EXERCISE TASK: Locate the string "índice" in the listing below. Copy every line where it is found.

SUPPLIED RECORDS:
——————————
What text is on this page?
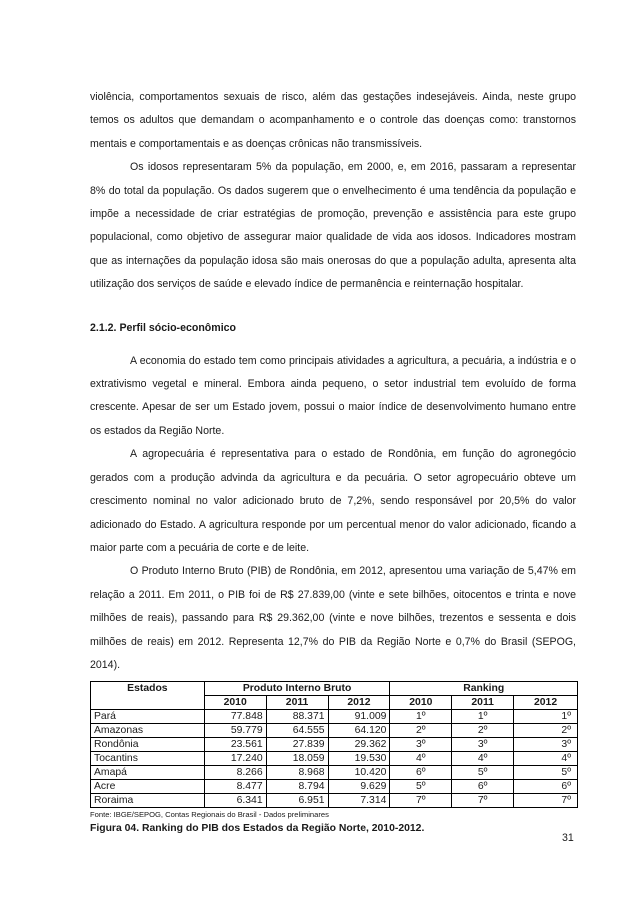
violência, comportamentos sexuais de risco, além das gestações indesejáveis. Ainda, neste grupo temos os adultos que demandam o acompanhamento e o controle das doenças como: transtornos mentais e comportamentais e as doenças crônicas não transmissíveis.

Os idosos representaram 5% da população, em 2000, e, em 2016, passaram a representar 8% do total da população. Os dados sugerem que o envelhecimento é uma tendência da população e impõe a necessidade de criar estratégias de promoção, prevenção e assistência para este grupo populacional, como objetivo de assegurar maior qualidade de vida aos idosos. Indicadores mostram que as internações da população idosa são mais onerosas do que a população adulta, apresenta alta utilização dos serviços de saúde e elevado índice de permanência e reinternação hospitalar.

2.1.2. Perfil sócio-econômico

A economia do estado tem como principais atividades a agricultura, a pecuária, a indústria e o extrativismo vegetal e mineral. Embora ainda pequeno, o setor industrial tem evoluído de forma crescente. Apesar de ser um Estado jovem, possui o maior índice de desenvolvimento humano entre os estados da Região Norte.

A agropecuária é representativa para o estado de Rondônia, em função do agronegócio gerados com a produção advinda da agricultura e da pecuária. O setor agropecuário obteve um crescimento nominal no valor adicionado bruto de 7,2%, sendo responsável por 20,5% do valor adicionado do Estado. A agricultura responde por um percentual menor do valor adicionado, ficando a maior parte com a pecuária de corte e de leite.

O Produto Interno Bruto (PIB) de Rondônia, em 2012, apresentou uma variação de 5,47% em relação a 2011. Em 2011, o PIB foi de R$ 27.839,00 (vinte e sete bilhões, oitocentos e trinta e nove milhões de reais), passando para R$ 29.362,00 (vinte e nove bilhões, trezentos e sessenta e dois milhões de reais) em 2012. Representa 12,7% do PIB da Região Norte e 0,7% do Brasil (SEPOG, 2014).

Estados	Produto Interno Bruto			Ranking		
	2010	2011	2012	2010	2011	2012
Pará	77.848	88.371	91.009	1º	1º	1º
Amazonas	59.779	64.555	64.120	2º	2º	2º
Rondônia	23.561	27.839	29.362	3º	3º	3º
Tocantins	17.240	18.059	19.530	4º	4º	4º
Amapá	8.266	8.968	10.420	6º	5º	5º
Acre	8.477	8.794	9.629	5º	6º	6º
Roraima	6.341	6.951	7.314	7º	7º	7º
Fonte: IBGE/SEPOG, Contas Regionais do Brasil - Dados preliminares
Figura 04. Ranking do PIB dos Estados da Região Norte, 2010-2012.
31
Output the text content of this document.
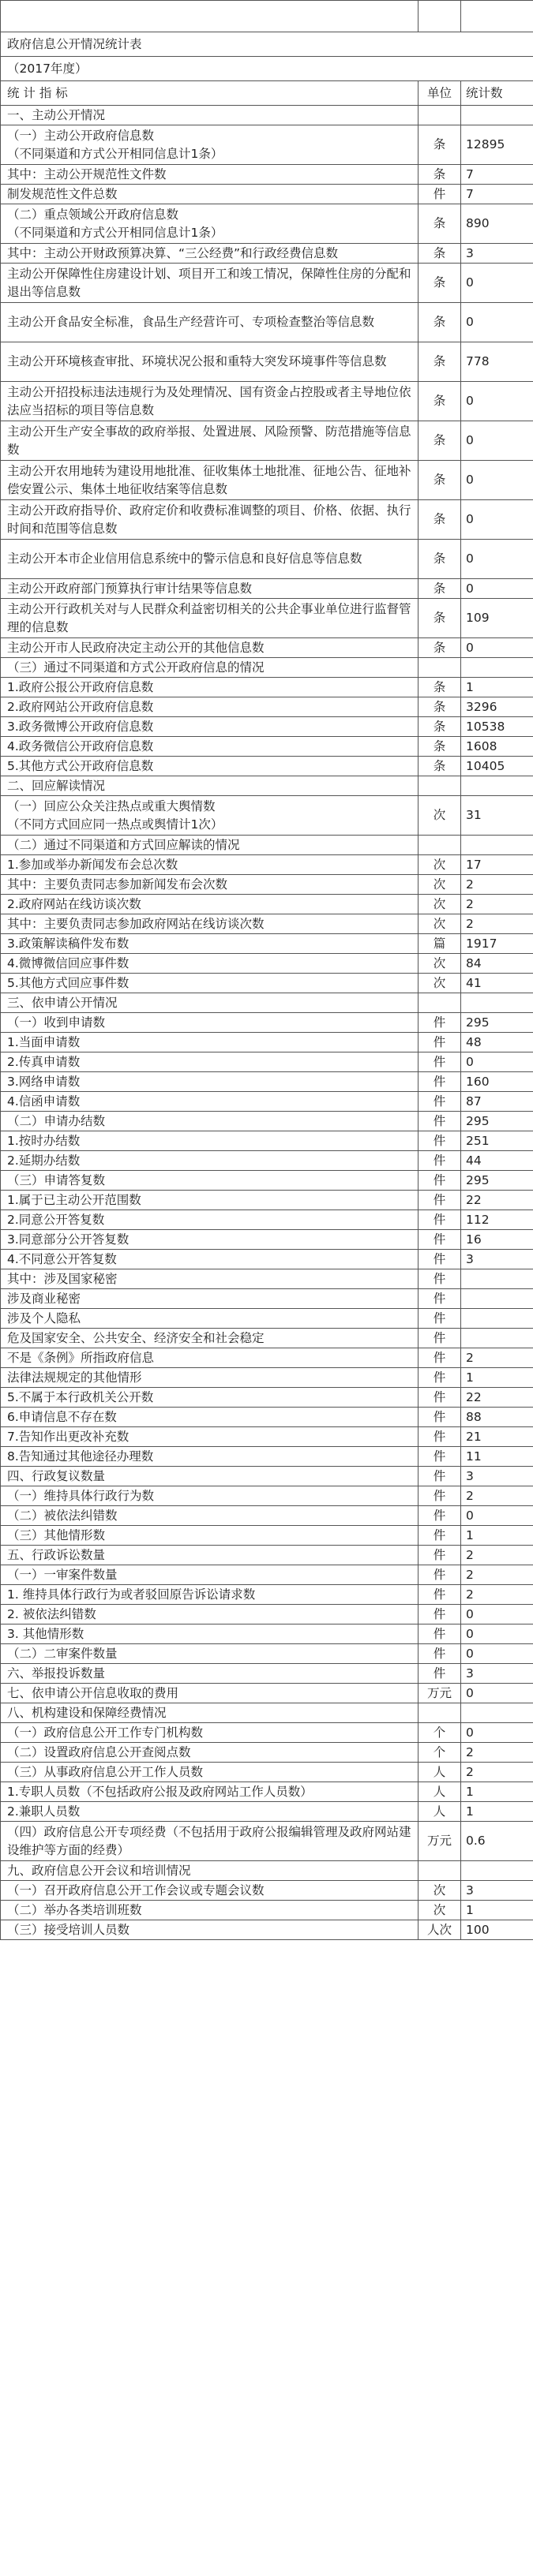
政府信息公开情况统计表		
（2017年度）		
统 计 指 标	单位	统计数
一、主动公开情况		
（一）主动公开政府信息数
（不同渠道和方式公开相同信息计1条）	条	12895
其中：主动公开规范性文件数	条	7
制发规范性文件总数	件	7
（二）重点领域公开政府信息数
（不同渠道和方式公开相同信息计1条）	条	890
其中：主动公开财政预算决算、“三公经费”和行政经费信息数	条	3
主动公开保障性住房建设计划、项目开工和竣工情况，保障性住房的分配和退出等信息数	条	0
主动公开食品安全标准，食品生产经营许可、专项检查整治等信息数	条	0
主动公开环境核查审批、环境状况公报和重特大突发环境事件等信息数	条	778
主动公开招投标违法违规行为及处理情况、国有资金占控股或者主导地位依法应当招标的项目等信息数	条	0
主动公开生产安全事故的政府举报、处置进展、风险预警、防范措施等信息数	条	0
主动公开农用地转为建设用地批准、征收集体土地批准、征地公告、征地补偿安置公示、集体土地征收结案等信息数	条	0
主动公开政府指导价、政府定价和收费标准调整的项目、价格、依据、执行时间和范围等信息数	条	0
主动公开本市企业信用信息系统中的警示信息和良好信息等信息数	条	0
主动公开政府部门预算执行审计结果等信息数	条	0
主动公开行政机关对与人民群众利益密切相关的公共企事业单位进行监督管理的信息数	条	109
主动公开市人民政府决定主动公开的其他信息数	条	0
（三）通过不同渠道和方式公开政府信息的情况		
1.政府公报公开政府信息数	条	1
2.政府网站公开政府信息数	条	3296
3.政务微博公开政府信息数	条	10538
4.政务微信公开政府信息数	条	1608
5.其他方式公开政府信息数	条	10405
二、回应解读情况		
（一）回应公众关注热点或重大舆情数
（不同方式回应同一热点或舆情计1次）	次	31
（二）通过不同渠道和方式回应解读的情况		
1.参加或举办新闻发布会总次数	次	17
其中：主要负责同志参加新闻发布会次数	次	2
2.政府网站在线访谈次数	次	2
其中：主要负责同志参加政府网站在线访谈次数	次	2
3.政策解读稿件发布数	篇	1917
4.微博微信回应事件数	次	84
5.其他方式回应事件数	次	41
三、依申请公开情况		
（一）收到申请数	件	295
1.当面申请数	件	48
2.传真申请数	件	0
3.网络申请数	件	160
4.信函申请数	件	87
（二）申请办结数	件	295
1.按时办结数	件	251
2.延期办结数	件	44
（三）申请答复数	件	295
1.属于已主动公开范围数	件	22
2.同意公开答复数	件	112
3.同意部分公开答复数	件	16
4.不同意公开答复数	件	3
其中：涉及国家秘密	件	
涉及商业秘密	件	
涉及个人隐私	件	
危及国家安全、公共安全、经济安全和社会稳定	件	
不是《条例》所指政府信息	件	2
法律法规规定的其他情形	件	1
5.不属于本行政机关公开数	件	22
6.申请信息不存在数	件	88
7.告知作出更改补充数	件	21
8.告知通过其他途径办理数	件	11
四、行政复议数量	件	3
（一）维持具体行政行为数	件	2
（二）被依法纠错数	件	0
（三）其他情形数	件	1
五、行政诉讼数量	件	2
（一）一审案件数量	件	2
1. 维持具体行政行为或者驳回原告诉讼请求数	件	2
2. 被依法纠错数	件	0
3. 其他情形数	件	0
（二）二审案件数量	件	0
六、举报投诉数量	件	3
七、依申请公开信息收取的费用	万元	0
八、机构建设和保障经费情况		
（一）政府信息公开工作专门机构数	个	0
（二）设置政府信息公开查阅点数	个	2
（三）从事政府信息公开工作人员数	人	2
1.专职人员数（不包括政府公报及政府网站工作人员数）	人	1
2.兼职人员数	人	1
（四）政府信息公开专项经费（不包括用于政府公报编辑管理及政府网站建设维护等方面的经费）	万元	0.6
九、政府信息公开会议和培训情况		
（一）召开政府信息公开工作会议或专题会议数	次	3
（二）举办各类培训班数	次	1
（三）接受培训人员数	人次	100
——————————
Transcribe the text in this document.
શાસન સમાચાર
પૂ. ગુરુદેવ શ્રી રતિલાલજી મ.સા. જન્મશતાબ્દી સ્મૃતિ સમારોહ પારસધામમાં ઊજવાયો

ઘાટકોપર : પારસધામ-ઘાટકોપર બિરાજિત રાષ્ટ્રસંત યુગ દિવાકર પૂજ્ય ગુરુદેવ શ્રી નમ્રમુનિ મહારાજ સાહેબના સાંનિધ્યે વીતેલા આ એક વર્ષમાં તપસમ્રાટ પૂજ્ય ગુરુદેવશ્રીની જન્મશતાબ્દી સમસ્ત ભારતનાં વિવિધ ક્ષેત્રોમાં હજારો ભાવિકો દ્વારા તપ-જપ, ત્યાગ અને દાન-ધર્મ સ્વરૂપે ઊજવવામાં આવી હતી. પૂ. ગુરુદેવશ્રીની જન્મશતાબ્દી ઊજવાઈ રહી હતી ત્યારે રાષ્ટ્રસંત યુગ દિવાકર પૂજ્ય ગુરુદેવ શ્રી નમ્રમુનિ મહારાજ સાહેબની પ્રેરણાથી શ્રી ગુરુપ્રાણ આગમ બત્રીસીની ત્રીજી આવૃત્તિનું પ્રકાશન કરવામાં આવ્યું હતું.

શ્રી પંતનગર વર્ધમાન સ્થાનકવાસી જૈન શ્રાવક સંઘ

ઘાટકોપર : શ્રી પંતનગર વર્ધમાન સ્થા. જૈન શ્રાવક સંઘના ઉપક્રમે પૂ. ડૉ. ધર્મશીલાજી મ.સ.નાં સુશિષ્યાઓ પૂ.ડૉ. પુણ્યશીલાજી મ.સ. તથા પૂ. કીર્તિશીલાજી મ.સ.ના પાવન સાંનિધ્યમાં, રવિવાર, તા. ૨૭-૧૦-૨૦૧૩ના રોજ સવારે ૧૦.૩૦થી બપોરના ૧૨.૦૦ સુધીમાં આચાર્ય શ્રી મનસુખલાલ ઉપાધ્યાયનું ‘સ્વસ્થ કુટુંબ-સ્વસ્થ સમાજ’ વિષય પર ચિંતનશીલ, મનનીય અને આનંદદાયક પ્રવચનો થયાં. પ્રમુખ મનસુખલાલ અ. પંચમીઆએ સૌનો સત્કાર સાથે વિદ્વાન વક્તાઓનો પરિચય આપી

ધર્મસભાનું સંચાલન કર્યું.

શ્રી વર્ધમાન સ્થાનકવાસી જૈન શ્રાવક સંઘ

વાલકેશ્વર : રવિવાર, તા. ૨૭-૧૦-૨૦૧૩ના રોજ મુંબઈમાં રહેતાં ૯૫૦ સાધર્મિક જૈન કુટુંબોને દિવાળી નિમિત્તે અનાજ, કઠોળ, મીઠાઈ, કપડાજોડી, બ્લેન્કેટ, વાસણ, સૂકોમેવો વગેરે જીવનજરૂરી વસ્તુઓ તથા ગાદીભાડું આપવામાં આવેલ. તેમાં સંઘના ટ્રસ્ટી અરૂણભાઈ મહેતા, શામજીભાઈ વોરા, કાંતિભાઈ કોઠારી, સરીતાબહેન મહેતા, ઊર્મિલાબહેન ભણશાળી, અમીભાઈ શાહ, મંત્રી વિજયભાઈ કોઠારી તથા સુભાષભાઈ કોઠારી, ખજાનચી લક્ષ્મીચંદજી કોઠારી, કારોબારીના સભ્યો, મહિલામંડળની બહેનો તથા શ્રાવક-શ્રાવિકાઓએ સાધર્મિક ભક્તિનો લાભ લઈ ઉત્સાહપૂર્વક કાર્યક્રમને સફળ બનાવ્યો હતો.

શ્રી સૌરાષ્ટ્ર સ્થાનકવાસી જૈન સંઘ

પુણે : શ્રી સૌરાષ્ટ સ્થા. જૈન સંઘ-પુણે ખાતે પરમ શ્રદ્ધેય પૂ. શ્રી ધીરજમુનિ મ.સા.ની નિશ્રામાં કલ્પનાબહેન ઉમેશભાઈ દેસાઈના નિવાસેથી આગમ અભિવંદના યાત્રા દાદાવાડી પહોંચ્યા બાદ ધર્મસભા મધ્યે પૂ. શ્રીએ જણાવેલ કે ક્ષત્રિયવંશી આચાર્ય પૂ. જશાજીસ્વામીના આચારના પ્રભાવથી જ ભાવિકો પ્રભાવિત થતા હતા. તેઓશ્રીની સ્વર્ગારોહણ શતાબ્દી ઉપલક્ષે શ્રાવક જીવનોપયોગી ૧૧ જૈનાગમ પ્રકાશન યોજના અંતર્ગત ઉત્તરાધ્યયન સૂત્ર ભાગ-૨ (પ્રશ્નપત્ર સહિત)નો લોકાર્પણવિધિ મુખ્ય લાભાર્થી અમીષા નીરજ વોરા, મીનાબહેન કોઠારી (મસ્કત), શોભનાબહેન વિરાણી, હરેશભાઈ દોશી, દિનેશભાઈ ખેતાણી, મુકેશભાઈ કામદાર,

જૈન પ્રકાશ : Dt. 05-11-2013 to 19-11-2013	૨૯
——————————
TASK SOLUTION:
Os idosos representaram 5% da população, em 2000, e, em 2016, passaram a representar 8% do total da população. Os dados sugerem que o envelhecimento é uma tendência da população e impõe a necessidade de criar estratégias de promoção, prevenção e assistência para este grupo populacional, como objetivo de assegurar maior qualidade de vida aos idosos. Indicadores mostram que as internações da população idosa são mais onerosas do que a população adulta, apresenta alta utilização dos serviços de saúde e elevado índice de permanência e reinternação hospitalar.
A economia do estado tem como principais atividades a agricultura, a pecuária, a indústria e o extrativismo vegetal e mineral. Embora ainda pequeno, o setor industrial tem evoluído de forma crescente. Apesar de ser um Estado jovem, possui o maior índice de desenvolvimento humano entre os estados da Região Norte.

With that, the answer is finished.